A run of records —
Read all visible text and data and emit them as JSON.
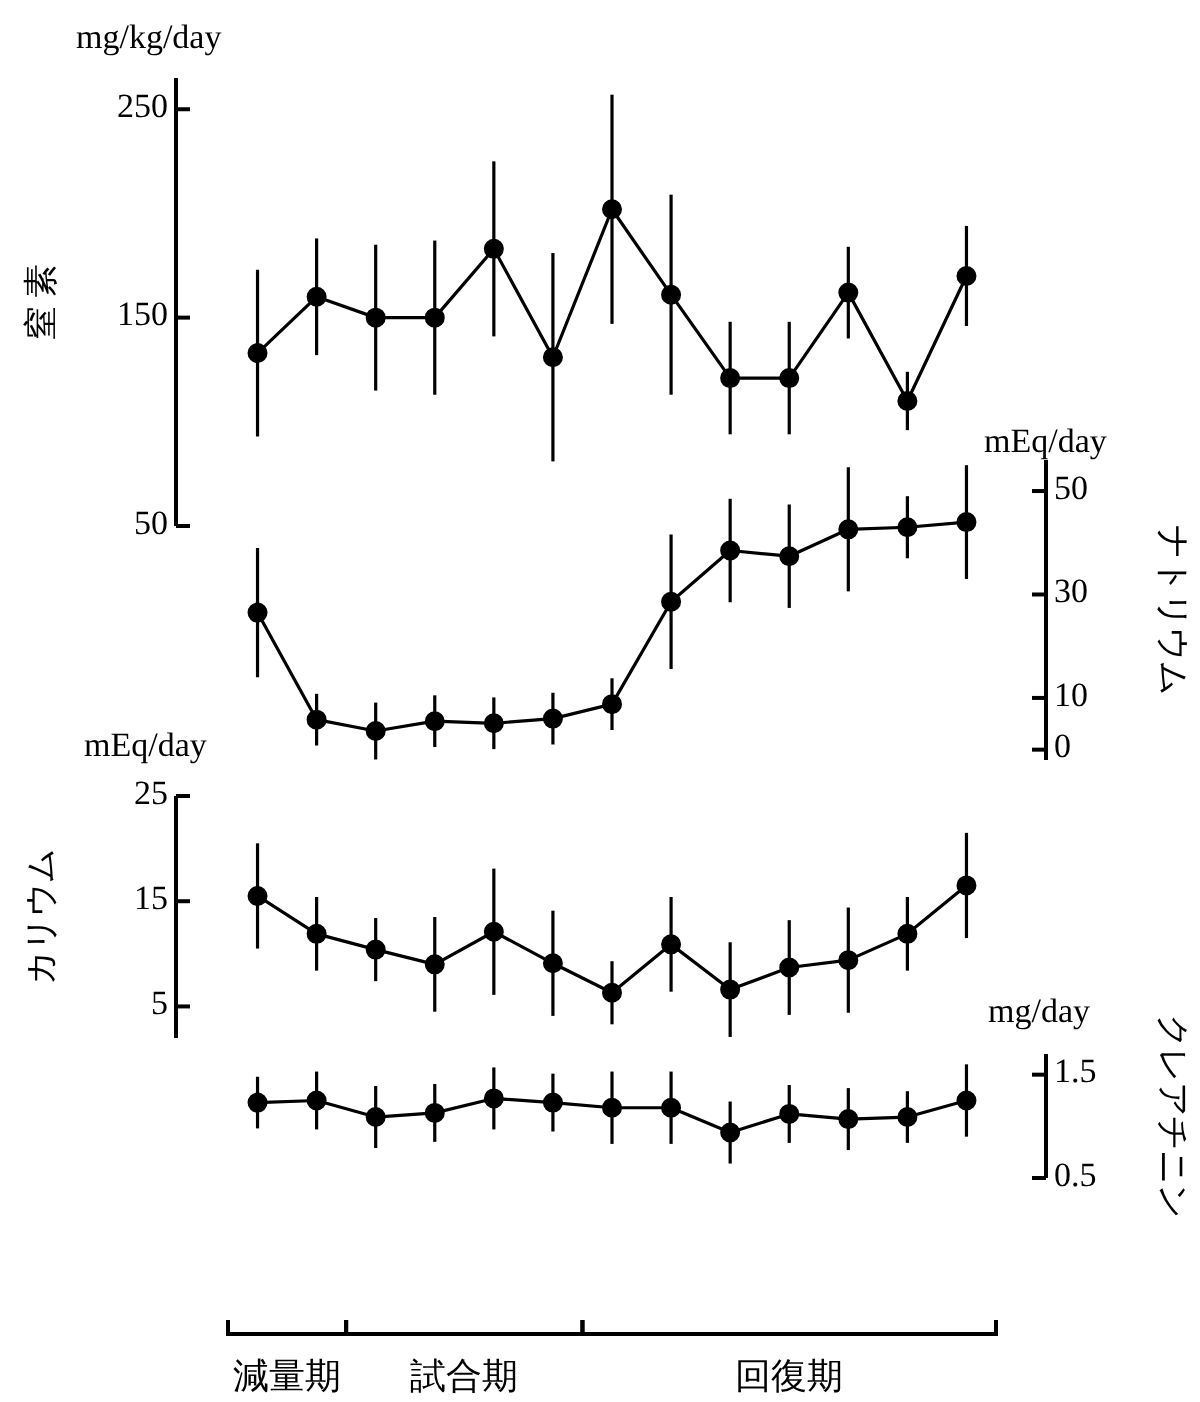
{
  "chart_data": [
    {
      "type": "line",
      "categories": [
        null,
        null,
        null,
        null,
        null,
        null,
        null,
        null,
        null,
        null,
        null,
        null,
        null
      ],
      "ylim": [
        50,
        265
      ],
      "yticks": [
        50,
        150,
        250
      ],
      "ylabel": "窒 素",
      "marker": "circle",
      "annotations": [
        "mg/kg/day"
      ],
      "series": [
        {
          "color": "#000000",
          "values": [
            133,
            160,
            150,
            150,
            183,
            131,
            202,
            161,
            121,
            121,
            162,
            110,
            170
          ],
          "errors": [
            40,
            28,
            35,
            37,
            42,
            50,
            55,
            48,
            27,
            27,
            22,
            14,
            24
          ]
        }
      ]
    },
    {
      "type": "line",
      "categories": [
        null,
        null,
        null,
        null,
        null,
        null,
        null,
        null,
        null,
        null,
        null,
        null,
        null
      ],
      "ylim": [
        -2,
        56
      ],
      "yticks": [
        0,
        10,
        30,
        50
      ],
      "ylabel": "ナトリウム",
      "marker": "circle",
      "annotations": [
        "mEq/day"
      ],
      "series": [
        {
          "color": "#000000",
          "values": [
            26.5,
            5.8,
            3.6,
            5.5,
            5.1,
            6,
            8.8,
            28.6,
            38.5,
            37.4,
            42.6,
            43,
            44
          ],
          "errors": [
            12.5,
            5,
            5.5,
            5,
            5,
            5,
            5,
            13,
            10,
            10,
            12,
            6,
            11
          ]
        }
      ]
    },
    {
      "type": "line",
      "categories": [
        null,
        null,
        null,
        null,
        null,
        null,
        null,
        null,
        null,
        null,
        null,
        null,
        null
      ],
      "ylim": [
        2,
        25
      ],
      "yticks": [
        5,
        15,
        25
      ],
      "ylabel": "カリウム",
      "marker": "circle",
      "annotations": [
        "mEq/day"
      ],
      "series": [
        {
          "color": "#000000",
          "values": [
            15.5,
            11.9,
            10.4,
            9,
            12.1,
            9.1,
            6.3,
            10.9,
            6.6,
            8.7,
            9.4,
            11.9,
            16.5
          ],
          "errors": [
            5,
            3.5,
            3,
            4.5,
            6,
            5,
            3,
            4.5,
            4.5,
            4.5,
            5,
            3.5,
            5
          ]
        }
      ]
    },
    {
      "type": "line",
      "categories": [
        null,
        null,
        null,
        null,
        null,
        null,
        null,
        null,
        null,
        null,
        null,
        null,
        null
      ],
      "ylim": [
        0.5,
        1.7
      ],
      "yticks": [
        0.5,
        1.5
      ],
      "ylabel": "クレアチニン",
      "marker": "circle",
      "annotations": [
        "mg/day",
        "減量期",
        "試合期",
        "回復期"
      ],
      "series": [
        {
          "color": "#000000",
          "values": [
            1.23,
            1.25,
            1.09,
            1.13,
            1.27,
            1.23,
            1.18,
            1.18,
            0.94,
            1.12,
            1.07,
            1.09,
            1.25
          ],
          "errors": [
            0.25,
            0.28,
            0.3,
            0.28,
            0.3,
            0.28,
            0.35,
            0.35,
            0.3,
            0.28,
            0.3,
            0.25,
            0.35
          ]
        }
      ]
    }
  ]
}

WHAT NEEDS TO BE DONE — Every record above should be written out again exactly; the pictures stay out of the copy.

FINAL ANSWER —
Read all visible text and data and emit them as JSON.
{
  "chart_data": [
    {
      "type": "line",
      "categories": [
        null,
        null,
        null,
        null,
        null,
        null,
        null,
        null,
        null,
        null,
        null,
        null,
        null
      ],
      "ylim": [
        50,
        265
      ],
      "yticks": [
        50,
        150,
        250
      ],
      "ylabel": "窒 素",
      "marker": "circle",
      "annotations": [
        "mg/kg/day"
      ],
      "series": [
        {
          "color": "#000000",
          "values": [
            133,
            160,
            150,
            150,
            183,
            131,
            202,
            161,
            121,
            121,
            162,
            110,
            170
          ],
          "errors": [
            40,
            28,
            35,
            37,
            42,
            50,
            55,
            48,
            27,
            27,
            22,
            14,
            24
          ]
        }
      ]
    },
    {
      "type": "line",
      "categories": [
        null,
        null,
        null,
        null,
        null,
        null,
        null,
        null,
        null,
        null,
        null,
        null,
        null
      ],
      "ylim": [
        -2,
        56
      ],
      "yticks": [
        0,
        10,
        30,
        50
      ],
      "ylabel": "ナトリウム",
      "marker": "circle",
      "annotations": [
        "mEq/day"
      ],
      "series": [
        {
          "color": "#000000",
          "values": [
            26.5,
            5.8,
            3.6,
            5.5,
            5.1,
            6,
            8.8,
            28.6,
            38.5,
            37.4,
            42.6,
            43,
            44
          ],
          "errors": [
            12.5,
            5,
            5.5,
            5,
            5,
            5,
            5,
            13,
            10,
            10,
            12,
            6,
            11
          ]
        }
      ]
    },
    {
      "type": "line",
      "categories": [
        null,
        null,
        null,
        null,
        null,
        null,
        null,
        null,
        null,
        null,
        null,
        null,
        null
      ],
      "ylim": [
        2,
        25
      ],
      "yticks": [
        5,
        15,
        25
      ],
      "ylabel": "カリウム",
      "marker": "circle",
      "annotations": [
        "mEq/day"
      ],
      "series": [
        {
          "color": "#000000",
          "values": [
            15.5,
            11.9,
            10.4,
            9,
            12.1,
            9.1,
            6.3,
            10.9,
            6.6,
            8.7,
            9.4,
            11.9,
            16.5
          ],
          "errors": [
            5,
            3.5,
            3,
            4.5,
            6,
            5,
            3,
            4.5,
            4.5,
            4.5,
            5,
            3.5,
            5
          ]
        }
      ]
    },
    {
      "type": "line",
      "categories": [
        null,
        null,
        null,
        null,
        null,
        null,
        null,
        null,
        null,
        null,
        null,
        null,
        null
      ],
      "ylim": [
        0.5,
        1.7
      ],
      "yticks": [
        0.5,
        1.5
      ],
      "ylabel": "クレアチニン",
      "marker": "circle",
      "annotations": [
        "mg/day",
        "減量期",
        "試合期",
        "回復期"
      ],
      "series": [
        {
          "color": "#000000",
          "values": [
            1.23,
            1.25,
            1.09,
            1.13,
            1.27,
            1.23,
            1.18,
            1.18,
            0.94,
            1.12,
            1.07,
            1.09,
            1.25
          ],
          "errors": [
            0.25,
            0.28,
            0.3,
            0.28,
            0.3,
            0.28,
            0.35,
            0.35,
            0.3,
            0.28,
            0.3,
            0.25,
            0.35
          ]
        }
      ]
    }
  ]
}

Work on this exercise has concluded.